◆ Aim of the exercise ◆
Copy all lines holding the word "学生回答" from the entries.

Data records
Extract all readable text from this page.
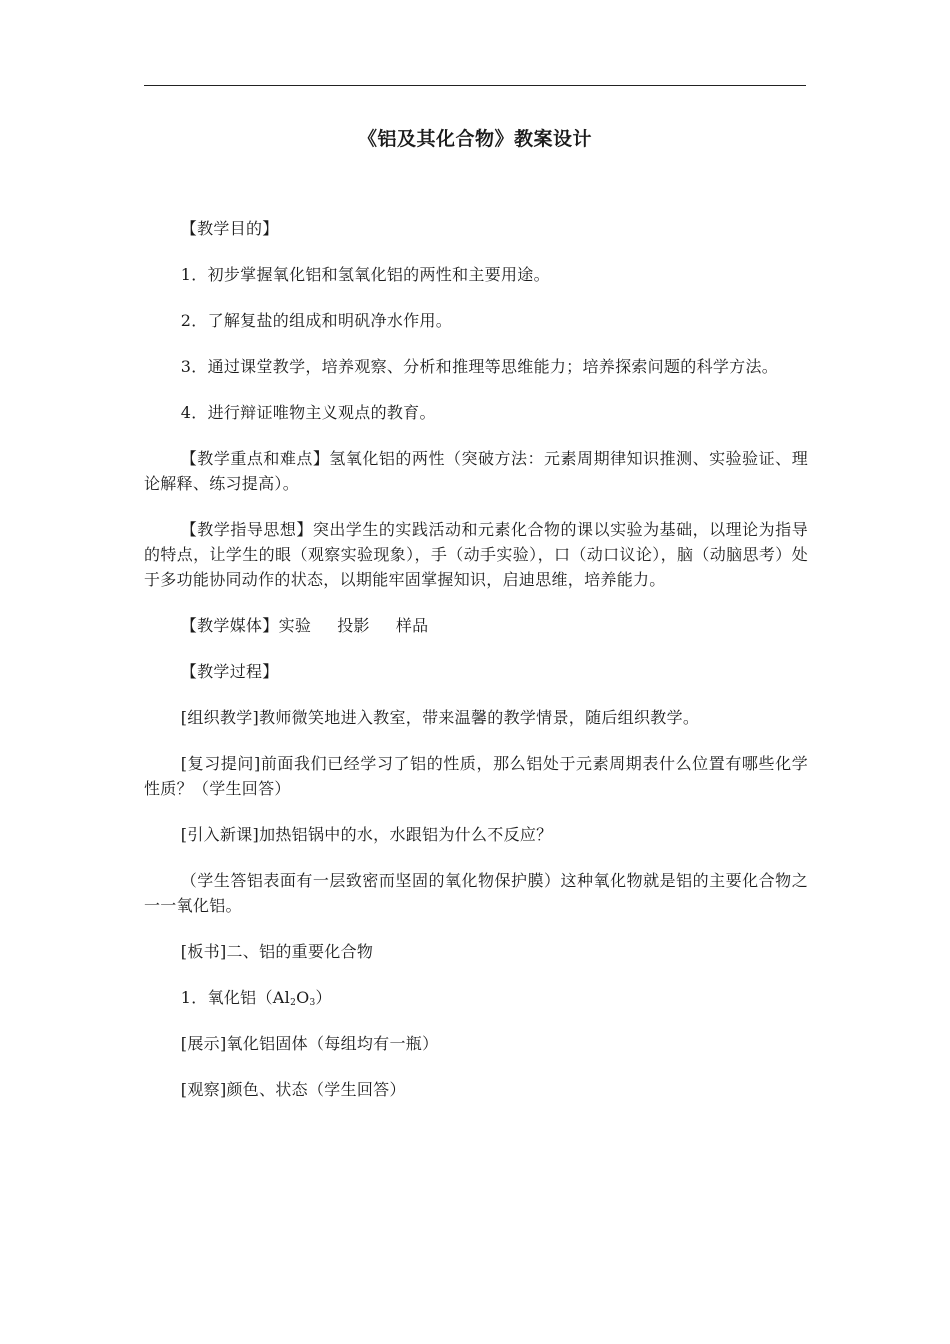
《铝及其化合物》教案设计

【教学目的】

1．初步掌握氧化铝和氢氧化铝的两性和主要用途。

2．了解复盐的组成和明矾净水作用。

3．通过课堂教学，培养观察、分析和推理等思维能力；培养探索问题的科学方法。

4．进行辩证唯物主义观点的教育。

【教学重点和难点】氢氧化铝的两性（突破方法：元素周期律知识推测、实验验证、理论解释、练习提高）。

【教学指导思想】突出学生的实践活动和元素化合物的课以实验为基础，以理论为指导的特点，让学生的眼（观察实验现象），手（动手实验），口（动口议论），脑（动脑思考）处于多功能协同动作的状态，以期能牢固掌握知识，启迪思维，培养能力。

【教学媒体】实验 投影 样品

【教学过程】

[组织教学]教师微笑地进入教室，带来温馨的教学情景，随后组织教学。

[复习提问]前面我们已经学习了铝的性质，那么铝处于元素周期表什么位置有哪些化学性质？（学生回答）

[引入新课]加热铝锅中的水，水跟铝为什么不反应？

（学生答铝表面有一层致密而坚固的氧化物保护膜）这种氧化物就是铝的主要化合物之一一氧化铝。

[板书]二、铝的重要化合物

1．氧化铝$(Al_2O_3)$

[展示]氧化铝固体（每组均有一瓶）

[观察]颜色、状态（学生回答）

◆ Full response ◆
[复习提问]前面我们已经学习了铝的性质，那么铝处于元素周期表什么位置有哪些化学性质？（学生回答）
[观察]颜色、状态（学生回答）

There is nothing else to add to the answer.